Information provided:

· · · · · · ·

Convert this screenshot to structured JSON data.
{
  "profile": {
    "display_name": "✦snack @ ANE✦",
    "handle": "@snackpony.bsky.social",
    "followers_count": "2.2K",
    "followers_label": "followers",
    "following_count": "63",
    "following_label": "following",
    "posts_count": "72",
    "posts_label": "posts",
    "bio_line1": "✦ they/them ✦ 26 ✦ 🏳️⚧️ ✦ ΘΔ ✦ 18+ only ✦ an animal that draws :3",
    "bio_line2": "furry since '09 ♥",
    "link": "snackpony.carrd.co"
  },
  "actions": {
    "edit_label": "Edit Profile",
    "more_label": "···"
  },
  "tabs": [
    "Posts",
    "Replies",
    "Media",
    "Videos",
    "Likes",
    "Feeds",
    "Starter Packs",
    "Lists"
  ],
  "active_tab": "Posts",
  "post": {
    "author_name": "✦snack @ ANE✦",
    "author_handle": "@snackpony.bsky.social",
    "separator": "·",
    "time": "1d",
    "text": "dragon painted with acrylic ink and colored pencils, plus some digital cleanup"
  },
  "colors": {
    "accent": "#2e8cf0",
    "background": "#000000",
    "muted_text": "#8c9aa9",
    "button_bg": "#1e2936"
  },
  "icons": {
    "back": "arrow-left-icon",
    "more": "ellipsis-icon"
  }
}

· · · · · · ·

What you need to do:
Above are records; say how many of their lines contain the word "bsky", giving only the number.

Final result:
2